# [Problem details]
Every line of the material is to be repeated exactly as it stands.

_____

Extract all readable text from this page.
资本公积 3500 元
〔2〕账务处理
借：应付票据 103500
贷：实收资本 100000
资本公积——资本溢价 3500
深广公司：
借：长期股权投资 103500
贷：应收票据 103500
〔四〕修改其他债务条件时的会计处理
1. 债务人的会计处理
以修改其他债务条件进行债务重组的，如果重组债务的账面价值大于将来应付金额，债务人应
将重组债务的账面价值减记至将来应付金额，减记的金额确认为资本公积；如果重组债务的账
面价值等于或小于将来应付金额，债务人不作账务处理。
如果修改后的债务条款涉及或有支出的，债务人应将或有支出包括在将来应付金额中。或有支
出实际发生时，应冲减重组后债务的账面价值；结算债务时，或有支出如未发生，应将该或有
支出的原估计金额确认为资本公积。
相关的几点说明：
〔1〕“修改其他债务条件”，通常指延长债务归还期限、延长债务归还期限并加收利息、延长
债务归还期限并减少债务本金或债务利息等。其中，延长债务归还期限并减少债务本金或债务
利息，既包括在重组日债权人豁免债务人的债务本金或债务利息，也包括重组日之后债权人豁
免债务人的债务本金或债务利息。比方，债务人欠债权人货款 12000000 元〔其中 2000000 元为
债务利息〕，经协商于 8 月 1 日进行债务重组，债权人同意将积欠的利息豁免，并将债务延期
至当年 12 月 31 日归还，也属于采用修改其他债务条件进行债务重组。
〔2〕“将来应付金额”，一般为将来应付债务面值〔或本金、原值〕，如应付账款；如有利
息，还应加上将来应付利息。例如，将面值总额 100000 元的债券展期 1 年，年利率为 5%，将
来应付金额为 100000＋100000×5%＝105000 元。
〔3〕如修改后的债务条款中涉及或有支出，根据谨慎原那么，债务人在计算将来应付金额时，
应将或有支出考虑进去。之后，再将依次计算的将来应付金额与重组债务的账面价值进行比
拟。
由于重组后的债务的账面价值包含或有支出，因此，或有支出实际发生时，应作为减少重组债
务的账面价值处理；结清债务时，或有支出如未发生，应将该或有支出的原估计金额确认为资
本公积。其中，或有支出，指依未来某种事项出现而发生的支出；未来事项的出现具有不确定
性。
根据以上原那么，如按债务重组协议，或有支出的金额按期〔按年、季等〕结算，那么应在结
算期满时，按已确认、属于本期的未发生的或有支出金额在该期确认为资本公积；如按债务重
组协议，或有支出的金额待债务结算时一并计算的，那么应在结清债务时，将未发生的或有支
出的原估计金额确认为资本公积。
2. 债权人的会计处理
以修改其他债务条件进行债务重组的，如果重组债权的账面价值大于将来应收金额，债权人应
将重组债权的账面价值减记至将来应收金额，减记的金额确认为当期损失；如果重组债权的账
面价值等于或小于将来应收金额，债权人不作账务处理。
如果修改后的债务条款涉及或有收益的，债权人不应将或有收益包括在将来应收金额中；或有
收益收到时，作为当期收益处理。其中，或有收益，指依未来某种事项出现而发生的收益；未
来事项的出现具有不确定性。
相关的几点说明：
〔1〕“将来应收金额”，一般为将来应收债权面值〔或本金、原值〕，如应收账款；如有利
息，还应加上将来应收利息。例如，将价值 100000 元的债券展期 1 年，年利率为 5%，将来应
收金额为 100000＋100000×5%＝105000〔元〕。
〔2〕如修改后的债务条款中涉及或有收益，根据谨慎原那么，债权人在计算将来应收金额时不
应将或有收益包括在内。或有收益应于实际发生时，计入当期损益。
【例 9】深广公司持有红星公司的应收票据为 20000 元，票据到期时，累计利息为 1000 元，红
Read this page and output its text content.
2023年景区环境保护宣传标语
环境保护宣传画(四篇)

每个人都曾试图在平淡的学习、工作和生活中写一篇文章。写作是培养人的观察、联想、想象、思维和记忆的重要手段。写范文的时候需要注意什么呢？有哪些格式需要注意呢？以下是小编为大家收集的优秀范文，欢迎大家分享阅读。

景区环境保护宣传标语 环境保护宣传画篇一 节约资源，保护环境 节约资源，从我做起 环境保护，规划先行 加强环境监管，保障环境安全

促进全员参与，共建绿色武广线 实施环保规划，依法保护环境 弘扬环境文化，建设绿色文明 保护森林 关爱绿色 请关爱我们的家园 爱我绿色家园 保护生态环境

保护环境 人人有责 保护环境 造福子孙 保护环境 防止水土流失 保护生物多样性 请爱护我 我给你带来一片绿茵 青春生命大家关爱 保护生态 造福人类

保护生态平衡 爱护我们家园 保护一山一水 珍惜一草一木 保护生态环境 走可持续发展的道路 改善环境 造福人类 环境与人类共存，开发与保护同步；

_____

# [Right answer]
Extract all readable text from this page.
资本公积 3500 元
〔2〕账务处理
借：应付票据 103500
贷：实收资本 100000
资本公积——资本溢价 3500
深广公司：
借：长期股权投资 103500
贷：应收票据 103500
〔四〕修改其他债务条件时的会计处理
1. 债务人的会计处理
以修改其他债务条件进行债务重组的，如果重组债务的账面价值大于将来应付金额，债务人应
将重组债务的账面价值减记至将来应付金额，减记的金额确认为资本公积；如果重组债务的账
面价值等于或小于将来应付金额，债务人不作账务处理。
如果修改后的债务条款涉及或有支出的，债务人应将或有支出包括在将来应付金额中。或有支
出实际发生时，应冲减重组后债务的账面价值；结算债务时，或有支出如未发生，应将该或有
支出的原估计金额确认为资本公积。
相关的几点说明：
〔1〕“修改其他债务条件”，通常指延长债务归还期限、延长债务归还期限并加收利息、延长
债务归还期限并减少债务本金或债务利息等。其中，延长债务归还期限并减少债务本金或债务
利息，既包括在重组日债权人豁免债务人的债务本金或债务利息，也包括重组日之后债权人豁
免债务人的债务本金或债务利息。比方，债务人欠债权人货款 12000000 元〔其中 2000000 元为
债务利息〕，经协商于 8 月 1 日进行债务重组，债权人同意将积欠的利息豁免，并将债务延期
至当年 12 月 31 日归还，也属于采用修改其他债务条件进行债务重组。
〔2〕“将来应付金额”，一般为将来应付债务面值〔或本金、原值〕，如应付账款；如有利
息，还应加上将来应付利息。例如，将面值总额 100000 元的债券展期 1 年，年利率为 5%，将
来应付金额为 100000＋100000×5%＝105000 元。
〔3〕如修改后的债务条款中涉及或有支出，根据谨慎原那么，债务人在计算将来应付金额时，
应将或有支出考虑进去。之后，再将依次计算的将来应付金额与重组债务的账面价值进行比
拟。
由于重组后的债务的账面价值包含或有支出，因此，或有支出实际发生时，应作为减少重组债
务的账面价值处理；结清债务时，或有支出如未发生，应将该或有支出的原估计金额确认为资
本公积。其中，或有支出，指依未来某种事项出现而发生的支出；未来事项的出现具有不确定
性。
根据以上原那么，如按债务重组协议，或有支出的金额按期〔按年、季等〕结算，那么应在结
算期满时，按已确认、属于本期的未发生的或有支出金额在该期确认为资本公积；如按债务重
组协议，或有支出的金额待债务结算时一并计算的，那么应在结清债务时，将未发生的或有支
出的原估计金额确认为资本公积。
2. 债权人的会计处理
以修改其他债务条件进行债务重组的，如果重组债权的账面价值大于将来应收金额，债权人应
将重组债权的账面价值减记至将来应收金额，减记的金额确认为当期损失；如果重组债权的账
面价值等于或小于将来应收金额，债权人不作账务处理。
如果修改后的债务条款涉及或有收益的，债权人不应将或有收益包括在将来应收金额中；或有
收益收到时，作为当期收益处理。其中，或有收益，指依未来某种事项出现而发生的收益；未
来事项的出现具有不确定性。
相关的几点说明：
〔1〕“将来应收金额”，一般为将来应收债权面值〔或本金、原值〕，如应收账款；如有利
息，还应加上将来应收利息。例如，将价值 100000 元的债券展期 1 年，年利率为 5%，将来应
收金额为 100000＋100000×5%＝105000〔元〕。
〔2〕如修改后的债务条款中涉及或有收益，根据谨慎原那么，债权人在计算将来应收金额时不
应将或有收益包括在内。或有收益应于实际发生时，计入当期损益。
【例 9】深广公司持有红星公司的应收票据为 20000 元，票据到期时，累计利息为 1000 元，红
Read this page and output its text content.
2023年景区环境保护宣传标语
环境保护宣传画(四篇)

每个人都曾试图在平淡的学习、工作和生活中写一篇文章。写作是培养人的观察、联想、想象、思维和记忆的重要手段。写范文的时候需要注意什么呢？有哪些格式需要注意呢？以下是小编为大家收集的优秀范文，欢迎大家分享阅读。

景区环境保护宣传标语 环境保护宣传画篇一 节约资源，保护环境 节约资源，从我做起 环境保护，规划先行 加强环境监管，保障环境安全

促进全员参与，共建绿色武广线 实施环保规划，依法保护环境 弘扬环境文化，建设绿色文明 保护森林 关爱绿色 请关爱我们的家园 爱我绿色家园 保护生态环境

保护环境 人人有责 保护环境 造福子孙 保护环境 防止水土流失 保护生物多样性 请爱护我 我给你带来一片绿茵 青春生命大家关爱 保护生态 造福人类

保护生态平衡 爱护我们家园 保护一山一水 珍惜一草一木 保护生态环境 走可持续发展的道路 改善环境 造福人类 环境与人类共存，开发与保护同步；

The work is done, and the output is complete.